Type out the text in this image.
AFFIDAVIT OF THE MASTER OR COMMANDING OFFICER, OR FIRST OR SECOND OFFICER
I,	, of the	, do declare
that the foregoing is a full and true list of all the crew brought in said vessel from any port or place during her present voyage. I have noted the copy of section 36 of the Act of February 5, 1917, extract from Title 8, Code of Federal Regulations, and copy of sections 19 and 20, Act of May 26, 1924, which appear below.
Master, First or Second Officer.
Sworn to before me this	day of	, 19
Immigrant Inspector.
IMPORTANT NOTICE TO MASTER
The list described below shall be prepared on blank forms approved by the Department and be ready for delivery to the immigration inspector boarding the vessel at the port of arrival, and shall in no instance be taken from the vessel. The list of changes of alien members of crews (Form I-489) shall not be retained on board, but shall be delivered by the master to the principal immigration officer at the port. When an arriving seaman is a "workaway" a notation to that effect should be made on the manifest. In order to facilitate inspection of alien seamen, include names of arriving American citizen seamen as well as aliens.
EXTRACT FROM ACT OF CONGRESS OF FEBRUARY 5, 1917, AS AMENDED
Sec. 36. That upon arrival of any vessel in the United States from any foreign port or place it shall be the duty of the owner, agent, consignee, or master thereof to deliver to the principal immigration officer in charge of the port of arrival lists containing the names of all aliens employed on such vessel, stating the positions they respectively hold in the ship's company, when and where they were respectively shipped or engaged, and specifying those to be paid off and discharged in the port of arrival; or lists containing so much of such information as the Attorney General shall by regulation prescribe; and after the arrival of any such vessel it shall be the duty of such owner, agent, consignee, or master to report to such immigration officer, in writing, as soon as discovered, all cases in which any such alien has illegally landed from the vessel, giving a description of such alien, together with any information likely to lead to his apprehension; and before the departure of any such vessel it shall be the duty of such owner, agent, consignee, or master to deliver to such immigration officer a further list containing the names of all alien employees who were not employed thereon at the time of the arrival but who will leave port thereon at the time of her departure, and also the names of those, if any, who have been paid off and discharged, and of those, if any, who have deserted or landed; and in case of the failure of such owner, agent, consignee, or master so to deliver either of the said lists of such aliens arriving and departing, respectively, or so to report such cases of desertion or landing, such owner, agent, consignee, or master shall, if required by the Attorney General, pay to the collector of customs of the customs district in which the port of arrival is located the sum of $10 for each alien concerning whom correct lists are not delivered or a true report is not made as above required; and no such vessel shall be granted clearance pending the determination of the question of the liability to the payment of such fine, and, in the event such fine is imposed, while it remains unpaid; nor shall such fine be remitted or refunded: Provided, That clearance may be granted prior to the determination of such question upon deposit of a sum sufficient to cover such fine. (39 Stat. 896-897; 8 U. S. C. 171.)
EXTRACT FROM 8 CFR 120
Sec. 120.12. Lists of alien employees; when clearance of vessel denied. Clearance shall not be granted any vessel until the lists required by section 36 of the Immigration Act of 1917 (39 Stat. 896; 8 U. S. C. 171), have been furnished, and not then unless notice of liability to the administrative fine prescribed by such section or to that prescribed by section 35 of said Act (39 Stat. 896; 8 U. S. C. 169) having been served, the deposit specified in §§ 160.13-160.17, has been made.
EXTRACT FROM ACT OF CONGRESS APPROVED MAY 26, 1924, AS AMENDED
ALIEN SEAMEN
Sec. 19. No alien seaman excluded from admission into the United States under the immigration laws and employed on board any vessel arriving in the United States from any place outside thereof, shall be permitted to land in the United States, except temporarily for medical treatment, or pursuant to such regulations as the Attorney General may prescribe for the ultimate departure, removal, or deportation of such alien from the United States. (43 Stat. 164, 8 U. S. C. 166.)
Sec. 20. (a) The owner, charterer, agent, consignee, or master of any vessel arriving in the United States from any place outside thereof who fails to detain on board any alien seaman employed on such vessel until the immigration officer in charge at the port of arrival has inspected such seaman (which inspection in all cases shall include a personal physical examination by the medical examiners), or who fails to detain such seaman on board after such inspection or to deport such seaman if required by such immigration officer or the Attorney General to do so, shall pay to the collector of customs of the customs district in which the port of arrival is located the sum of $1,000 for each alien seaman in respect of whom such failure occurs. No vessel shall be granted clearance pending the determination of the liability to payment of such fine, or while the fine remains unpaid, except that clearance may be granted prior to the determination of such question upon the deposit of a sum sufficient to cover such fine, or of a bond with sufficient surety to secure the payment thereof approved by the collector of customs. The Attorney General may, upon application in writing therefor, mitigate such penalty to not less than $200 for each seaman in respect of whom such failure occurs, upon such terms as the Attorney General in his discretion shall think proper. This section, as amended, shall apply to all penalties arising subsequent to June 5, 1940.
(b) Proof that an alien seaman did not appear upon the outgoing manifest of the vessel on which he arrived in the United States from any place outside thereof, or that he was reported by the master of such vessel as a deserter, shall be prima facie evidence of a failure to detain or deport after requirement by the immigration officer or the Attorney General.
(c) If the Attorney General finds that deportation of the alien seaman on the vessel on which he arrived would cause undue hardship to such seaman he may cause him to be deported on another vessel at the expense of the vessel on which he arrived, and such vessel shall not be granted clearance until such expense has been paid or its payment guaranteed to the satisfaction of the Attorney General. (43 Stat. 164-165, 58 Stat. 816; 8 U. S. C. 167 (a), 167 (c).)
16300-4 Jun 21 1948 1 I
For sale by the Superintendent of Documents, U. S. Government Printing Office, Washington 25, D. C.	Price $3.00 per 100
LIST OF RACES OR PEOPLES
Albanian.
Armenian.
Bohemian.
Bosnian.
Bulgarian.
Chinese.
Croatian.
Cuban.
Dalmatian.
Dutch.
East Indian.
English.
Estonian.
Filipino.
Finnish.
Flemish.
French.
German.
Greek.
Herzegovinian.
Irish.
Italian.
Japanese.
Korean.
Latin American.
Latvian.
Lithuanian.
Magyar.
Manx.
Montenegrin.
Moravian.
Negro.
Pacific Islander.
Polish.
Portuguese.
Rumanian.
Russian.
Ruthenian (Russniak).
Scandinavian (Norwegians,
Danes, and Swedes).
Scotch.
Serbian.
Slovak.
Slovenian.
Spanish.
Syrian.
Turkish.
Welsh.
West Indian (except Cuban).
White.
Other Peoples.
_ _ _ _
> [Challenge]: Look through the records and gather each line with the word "Indian".

> [Answer below]:
East Indian.
West Indian (except Cuban).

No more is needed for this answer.